## Brief
Give the number of lines that include the string "铅笔填涂", nothing more.

#### Dataset content

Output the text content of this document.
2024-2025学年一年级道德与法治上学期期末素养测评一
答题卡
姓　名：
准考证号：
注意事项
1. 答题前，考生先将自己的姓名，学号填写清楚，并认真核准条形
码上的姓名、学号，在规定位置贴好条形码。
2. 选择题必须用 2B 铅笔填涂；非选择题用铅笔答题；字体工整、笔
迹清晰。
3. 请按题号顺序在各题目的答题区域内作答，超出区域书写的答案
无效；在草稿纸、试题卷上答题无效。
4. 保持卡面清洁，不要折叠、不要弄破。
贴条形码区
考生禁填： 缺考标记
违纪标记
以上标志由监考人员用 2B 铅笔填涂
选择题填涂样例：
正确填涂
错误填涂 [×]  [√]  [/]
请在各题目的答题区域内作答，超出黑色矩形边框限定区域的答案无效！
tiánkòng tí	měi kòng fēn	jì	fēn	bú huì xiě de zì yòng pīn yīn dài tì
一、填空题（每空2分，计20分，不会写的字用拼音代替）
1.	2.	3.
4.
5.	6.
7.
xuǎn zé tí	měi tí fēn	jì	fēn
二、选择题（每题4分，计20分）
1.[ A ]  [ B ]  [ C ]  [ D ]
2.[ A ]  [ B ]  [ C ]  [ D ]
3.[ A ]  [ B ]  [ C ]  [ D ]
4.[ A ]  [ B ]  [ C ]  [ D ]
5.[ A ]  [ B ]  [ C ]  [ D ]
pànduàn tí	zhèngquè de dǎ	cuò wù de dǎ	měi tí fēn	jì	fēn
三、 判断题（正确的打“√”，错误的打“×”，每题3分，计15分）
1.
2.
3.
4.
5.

########

## Final result
2